CHALLENGE = From the listing below, pull out all lines with "content" in them.

"""

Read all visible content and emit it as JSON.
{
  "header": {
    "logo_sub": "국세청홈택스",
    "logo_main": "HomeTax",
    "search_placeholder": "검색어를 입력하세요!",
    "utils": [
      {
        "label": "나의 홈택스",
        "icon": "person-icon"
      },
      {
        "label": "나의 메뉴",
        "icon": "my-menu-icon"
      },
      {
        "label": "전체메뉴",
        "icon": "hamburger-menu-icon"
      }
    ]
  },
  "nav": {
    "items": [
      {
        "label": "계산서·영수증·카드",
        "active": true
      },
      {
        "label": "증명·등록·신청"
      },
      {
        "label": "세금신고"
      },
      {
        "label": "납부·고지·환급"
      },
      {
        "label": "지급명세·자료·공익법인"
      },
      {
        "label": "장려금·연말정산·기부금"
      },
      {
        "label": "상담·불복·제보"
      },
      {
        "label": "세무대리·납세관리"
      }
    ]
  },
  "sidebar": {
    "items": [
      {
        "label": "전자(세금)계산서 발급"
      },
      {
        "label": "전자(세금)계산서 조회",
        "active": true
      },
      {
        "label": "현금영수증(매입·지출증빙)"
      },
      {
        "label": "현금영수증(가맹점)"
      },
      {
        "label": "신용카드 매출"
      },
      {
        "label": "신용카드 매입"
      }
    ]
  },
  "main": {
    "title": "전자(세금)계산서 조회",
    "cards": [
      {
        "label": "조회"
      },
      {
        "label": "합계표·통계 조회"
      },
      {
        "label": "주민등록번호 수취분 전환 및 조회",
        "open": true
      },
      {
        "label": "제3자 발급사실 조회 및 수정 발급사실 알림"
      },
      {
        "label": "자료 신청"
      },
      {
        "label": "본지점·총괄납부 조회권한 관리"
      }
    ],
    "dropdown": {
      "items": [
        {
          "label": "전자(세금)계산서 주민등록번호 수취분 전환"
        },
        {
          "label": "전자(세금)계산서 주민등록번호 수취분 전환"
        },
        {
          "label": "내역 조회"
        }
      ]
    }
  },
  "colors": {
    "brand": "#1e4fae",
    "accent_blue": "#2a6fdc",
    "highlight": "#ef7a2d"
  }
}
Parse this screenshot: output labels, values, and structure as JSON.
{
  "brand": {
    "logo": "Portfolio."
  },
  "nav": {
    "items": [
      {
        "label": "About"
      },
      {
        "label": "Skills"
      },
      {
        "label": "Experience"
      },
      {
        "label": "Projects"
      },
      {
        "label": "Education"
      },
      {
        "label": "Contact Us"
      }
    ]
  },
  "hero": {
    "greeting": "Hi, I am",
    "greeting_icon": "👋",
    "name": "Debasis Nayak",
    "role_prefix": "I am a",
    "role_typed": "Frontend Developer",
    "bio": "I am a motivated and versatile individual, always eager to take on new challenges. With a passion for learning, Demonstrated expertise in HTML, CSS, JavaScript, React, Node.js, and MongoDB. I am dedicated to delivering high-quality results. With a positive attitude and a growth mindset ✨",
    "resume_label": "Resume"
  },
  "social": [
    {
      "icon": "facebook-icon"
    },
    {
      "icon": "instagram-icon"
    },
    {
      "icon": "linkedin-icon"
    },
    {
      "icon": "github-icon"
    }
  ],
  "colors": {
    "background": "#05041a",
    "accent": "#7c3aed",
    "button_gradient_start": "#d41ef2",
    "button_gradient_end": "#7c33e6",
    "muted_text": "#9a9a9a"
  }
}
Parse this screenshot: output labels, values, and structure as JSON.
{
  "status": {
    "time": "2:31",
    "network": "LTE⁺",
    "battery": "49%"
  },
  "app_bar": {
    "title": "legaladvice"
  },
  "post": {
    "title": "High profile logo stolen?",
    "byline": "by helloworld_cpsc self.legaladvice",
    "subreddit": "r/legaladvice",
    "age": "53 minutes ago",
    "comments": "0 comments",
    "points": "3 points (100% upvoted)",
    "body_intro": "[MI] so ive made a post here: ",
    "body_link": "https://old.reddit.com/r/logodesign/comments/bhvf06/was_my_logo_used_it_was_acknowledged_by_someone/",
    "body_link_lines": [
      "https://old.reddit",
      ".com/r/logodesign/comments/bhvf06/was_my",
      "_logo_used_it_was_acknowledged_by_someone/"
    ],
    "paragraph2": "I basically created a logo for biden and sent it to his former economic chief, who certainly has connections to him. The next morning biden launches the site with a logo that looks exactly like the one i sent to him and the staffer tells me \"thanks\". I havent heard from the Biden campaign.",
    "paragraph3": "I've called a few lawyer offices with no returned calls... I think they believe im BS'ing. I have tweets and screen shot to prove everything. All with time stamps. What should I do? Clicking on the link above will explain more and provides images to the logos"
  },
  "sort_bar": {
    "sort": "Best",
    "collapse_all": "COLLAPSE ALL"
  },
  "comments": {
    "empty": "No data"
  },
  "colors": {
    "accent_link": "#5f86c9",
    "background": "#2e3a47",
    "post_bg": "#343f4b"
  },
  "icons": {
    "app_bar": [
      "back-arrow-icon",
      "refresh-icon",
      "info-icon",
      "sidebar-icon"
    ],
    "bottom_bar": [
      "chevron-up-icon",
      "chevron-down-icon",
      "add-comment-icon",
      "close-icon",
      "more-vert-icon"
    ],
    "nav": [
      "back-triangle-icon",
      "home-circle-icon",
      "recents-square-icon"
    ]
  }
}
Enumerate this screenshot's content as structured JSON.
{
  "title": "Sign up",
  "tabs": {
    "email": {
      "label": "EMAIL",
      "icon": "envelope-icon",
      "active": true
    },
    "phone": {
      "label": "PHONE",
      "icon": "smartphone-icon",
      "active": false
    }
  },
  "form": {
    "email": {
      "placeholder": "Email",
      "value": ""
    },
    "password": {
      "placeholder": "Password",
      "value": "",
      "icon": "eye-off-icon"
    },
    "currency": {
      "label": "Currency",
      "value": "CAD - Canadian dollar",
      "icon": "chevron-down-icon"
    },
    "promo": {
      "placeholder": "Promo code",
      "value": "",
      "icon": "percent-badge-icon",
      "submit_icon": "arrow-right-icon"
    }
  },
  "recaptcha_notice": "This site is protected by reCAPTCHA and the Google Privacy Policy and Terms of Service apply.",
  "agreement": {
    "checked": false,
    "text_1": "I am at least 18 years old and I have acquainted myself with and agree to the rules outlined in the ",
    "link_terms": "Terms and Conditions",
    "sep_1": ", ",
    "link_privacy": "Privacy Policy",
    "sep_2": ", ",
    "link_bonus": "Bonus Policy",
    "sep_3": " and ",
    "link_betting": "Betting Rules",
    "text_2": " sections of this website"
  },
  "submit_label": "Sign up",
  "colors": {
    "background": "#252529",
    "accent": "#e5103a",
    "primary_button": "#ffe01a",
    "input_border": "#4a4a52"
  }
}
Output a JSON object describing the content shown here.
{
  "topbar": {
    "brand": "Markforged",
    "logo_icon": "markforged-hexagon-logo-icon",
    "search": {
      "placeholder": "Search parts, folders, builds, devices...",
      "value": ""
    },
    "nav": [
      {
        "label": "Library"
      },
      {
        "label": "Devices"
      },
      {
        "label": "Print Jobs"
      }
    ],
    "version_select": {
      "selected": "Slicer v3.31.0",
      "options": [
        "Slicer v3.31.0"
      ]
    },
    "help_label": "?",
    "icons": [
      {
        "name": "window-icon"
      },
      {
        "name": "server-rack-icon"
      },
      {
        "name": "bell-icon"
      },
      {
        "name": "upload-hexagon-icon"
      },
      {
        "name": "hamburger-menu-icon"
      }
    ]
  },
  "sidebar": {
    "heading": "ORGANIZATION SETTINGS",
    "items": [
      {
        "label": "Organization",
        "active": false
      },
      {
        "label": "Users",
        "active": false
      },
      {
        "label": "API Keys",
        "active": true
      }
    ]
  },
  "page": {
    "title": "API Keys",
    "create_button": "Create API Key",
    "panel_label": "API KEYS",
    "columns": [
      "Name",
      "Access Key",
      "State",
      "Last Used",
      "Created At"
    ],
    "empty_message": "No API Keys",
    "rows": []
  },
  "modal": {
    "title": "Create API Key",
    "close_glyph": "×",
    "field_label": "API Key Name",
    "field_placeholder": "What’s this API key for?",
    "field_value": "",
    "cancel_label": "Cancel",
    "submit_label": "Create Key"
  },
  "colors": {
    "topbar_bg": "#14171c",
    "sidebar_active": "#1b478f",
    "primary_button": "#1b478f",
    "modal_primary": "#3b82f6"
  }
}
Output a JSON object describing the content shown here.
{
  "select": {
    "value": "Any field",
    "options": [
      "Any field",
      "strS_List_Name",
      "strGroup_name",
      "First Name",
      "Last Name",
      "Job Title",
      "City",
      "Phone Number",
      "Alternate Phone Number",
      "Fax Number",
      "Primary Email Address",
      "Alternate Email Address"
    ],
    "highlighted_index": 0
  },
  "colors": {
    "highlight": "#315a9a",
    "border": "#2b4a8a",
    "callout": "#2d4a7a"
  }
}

"""

FINISHED ANSWER =
Read all visible content and emit it as JSON.
Enumerate this screenshot's content as structured JSON.
Output a JSON object describing the content shown here.
Output a JSON object describing the content shown here.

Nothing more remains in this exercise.